(Data listing)

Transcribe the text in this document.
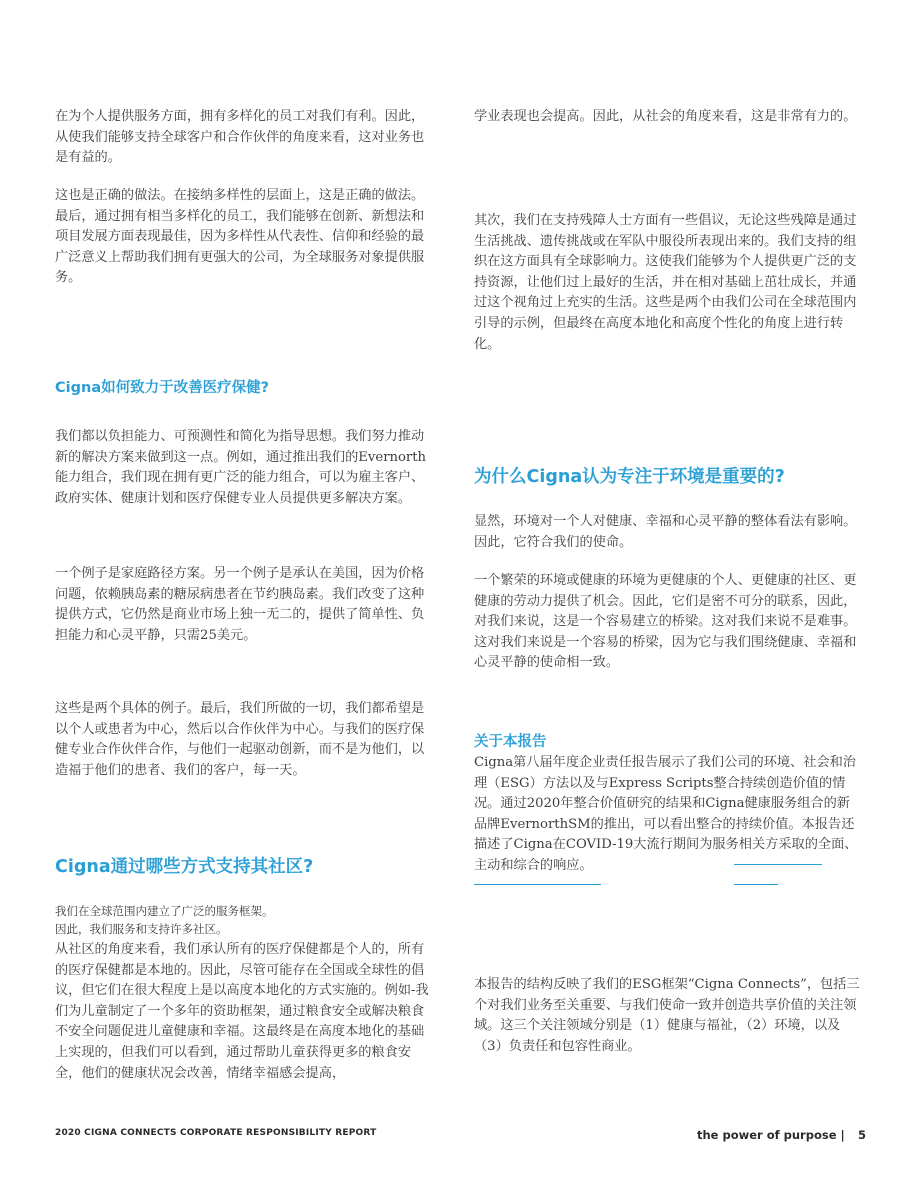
在为个人提供服务方面，拥有多样化的员工对我们有利。因此，从使我们能够支持全球客户和合作伙伴的角度来看，这对业务也是有益的。

这也是正确的做法。在接纳多样性的层面上，这是正确的做法。最后，通过拥有相当多样化的员工，我们能够在创新、新想法和项目发展方面表现最佳，因为多样性从代表性、信仰和经验的最广泛意义上帮助我们拥有更强大的公司，为全球服务对象提供服务。

Cigna如何致力于改善医疗保健?

我们都以负担能力、可预测性和简化为指导思想。我们努力推动新的解决方案来做到这一点。例如，通过推出我们的Evernorth能力组合，我们现在拥有更广泛的能力组合，可以为雇主客户、政府实体、健康计划和医疗保健专业人员提供更多解决方案。

一个例子是家庭路径方案。另一个例子是承认在美国，因为价格问题，依赖胰岛素的糖尿病患者在节约胰岛素。我们改变了这种提供方式，它仍然是商业市场上独一无二的，提供了简单性、负担能力和心灵平静，只需25美元。

这些是两个具体的例子。最后，我们所做的一切，我们都希望是以个人或患者为中心，然后以合作伙伴为中心。与我们的医疗保健专业合作伙伴合作，与他们一起驱动创新，而不是为他们，以造福于他们的患者、我们的客户，每一天。

Cigna通过哪些方式支持其社区?

我们在全球范围内建立了广泛的服务框架。

因此，我们服务和支持许多社区。

从社区的角度来看，我们承认所有的医疗保健都是个人的，所有的医疗保健都是本地的。因此，尽管可能存在全国或全球性的倡议，但它们在很大程度上是以高度本地化的方式实施的。例如-我们为儿童制定了一个多年的资助框架，通过粮食安全或解决粮食不安全问题促进儿童健康和幸福。这最终是在高度本地化的基础上实现的，但我们可以看到，通过帮助儿童获得更多的粮食安全，他们的健康状况会改善，情绪幸福感会提高，

学业表现也会提高。因此，从社会的角度来看，这是非常有力的。

其次，我们在支持残障人士方面有一些倡议，无论这些残障是通过生活挑战、遗传挑战或在军队中服役所表现出来的。我们支持的组织在这方面具有全球影响力。这使我们能够为个人提供更广泛的支持资源，让他们过上最好的生活，并在相对基础上茁壮成长，并通过这个视角过上充实的生活。这些是两个由我们公司在全球范围内引导的示例，但最终在高度本地化和高度个性化的角度上进行转化。

为什么Cigna认为专注于环境是重要的?

显然，环境对一个人对健康、幸福和心灵平静的整体看法有影响。因此，它符合我们的使命。

一个繁荣的环境或健康的环境为更健康的个人、更健康的社区、更健康的劳动力提供了机会。因此，它们是密不可分的联系，因此，对我们来说，这是一个容易建立的桥梁。这对我们来说不是难事。这对我们来说是一个容易的桥梁，因为它与我们围绕健康、幸福和心灵平静的使命相一致。

关于本报告

Cigna第八届年度企业责任报告展示了我们公司的环境、社会和治理（ESG）方法以及与Express Scripts整合持续创造价值的情况。通过2020年整合价值研究的结果和Cigna健康服务组合的新品牌EvernorthSM的推出，可以看出整合的持续价值。本报告还描述了Cigna在COVID-19大流行期间为服务相关方采取的全面、主动和综合的响应。

本报告的结构反映了我们的ESG框架“Cigna Connects”，包括三个对我们业务至关重要、与我们使命一致并创造共享价值的关注领域。这三个关注领域分别是（1）健康与福祉，（2）环境，以及（3）负责任和包容性商业。

2020 CIGNA CONNECTS CORPORATE RESPONSIBILITY REPORT	the power of purpose | 5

(THE PROBLEM) Copy every record above exactly as written, but leave out the pictures.

(FINAL RESULT)
Transcribe the text in this document.
在为个人提供服务方面，拥有多样化的员工对我们有利。因此，从使我们能够支持全球客户和合作伙伴的角度来看，这对业务也是有益的。

这也是正确的做法。在接纳多样性的层面上，这是正确的做法。最后，通过拥有相当多样化的员工，我们能够在创新、新想法和项目发展方面表现最佳，因为多样性从代表性、信仰和经验的最广泛意义上帮助我们拥有更强大的公司，为全球服务对象提供服务。

Cigna如何致力于改善医疗保健?

我们都以负担能力、可预测性和简化为指导思想。我们努力推动新的解决方案来做到这一点。例如，通过推出我们的Evernorth能力组合，我们现在拥有更广泛的能力组合，可以为雇主客户、政府实体、健康计划和医疗保健专业人员提供更多解决方案。

一个例子是家庭路径方案。另一个例子是承认在美国，因为价格问题，依赖胰岛素的糖尿病患者在节约胰岛素。我们改变了这种提供方式，它仍然是商业市场上独一无二的，提供了简单性、负担能力和心灵平静，只需25美元。

这些是两个具体的例子。最后，我们所做的一切，我们都希望是以个人或患者为中心，然后以合作伙伴为中心。与我们的医疗保健专业合作伙伴合作，与他们一起驱动创新，而不是为他们，以造福于他们的患者、我们的客户，每一天。

Cigna通过哪些方式支持其社区?

我们在全球范围内建立了广泛的服务框架。

因此，我们服务和支持许多社区。

从社区的角度来看，我们承认所有的医疗保健都是个人的，所有的医疗保健都是本地的。因此，尽管可能存在全国或全球性的倡议，但它们在很大程度上是以高度本地化的方式实施的。例如-我们为儿童制定了一个多年的资助框架，通过粮食安全或解决粮食不安全问题促进儿童健康和幸福。这最终是在高度本地化的基础上实现的，但我们可以看到，通过帮助儿童获得更多的粮食安全，他们的健康状况会改善，情绪幸福感会提高，

学业表现也会提高。因此，从社会的角度来看，这是非常有力的。

其次，我们在支持残障人士方面有一些倡议，无论这些残障是通过生活挑战、遗传挑战或在军队中服役所表现出来的。我们支持的组织在这方面具有全球影响力。这使我们能够为个人提供更广泛的支持资源，让他们过上最好的生活，并在相对基础上茁壮成长，并通过这个视角过上充实的生活。这些是两个由我们公司在全球范围内引导的示例，但最终在高度本地化和高度个性化的角度上进行转化。

为什么Cigna认为专注于环境是重要的?

显然，环境对一个人对健康、幸福和心灵平静的整体看法有影响。因此，它符合我们的使命。

一个繁荣的环境或健康的环境为更健康的个人、更健康的社区、更健康的劳动力提供了机会。因此，它们是密不可分的联系，因此，对我们来说，这是一个容易建立的桥梁。这对我们来说不是难事。这对我们来说是一个容易的桥梁，因为它与我们围绕健康、幸福和心灵平静的使命相一致。

关于本报告

Cigna第八届年度企业责任报告展示了我们公司的环境、社会和治理（ESG）方法以及与Express Scripts整合持续创造价值的情况。通过2020年整合价值研究的结果和Cigna健康服务组合的新品牌EvernorthSM的推出，可以看出整合的持续价值。本报告还描述了Cigna在COVID-19大流行期间为服务相关方采取的全面、主动和综合的响应。

本报告的结构反映了我们的ESG框架“Cigna Connects”，包括三个对我们业务至关重要、与我们使命一致并创造共享价值的关注领域。这三个关注领域分别是（1）健康与福祉，（2）环境，以及（3）负责任和包容性商业。

2020 CIGNA CONNECTS CORPORATE RESPONSIBILITY REPORT	the power of purpose | 5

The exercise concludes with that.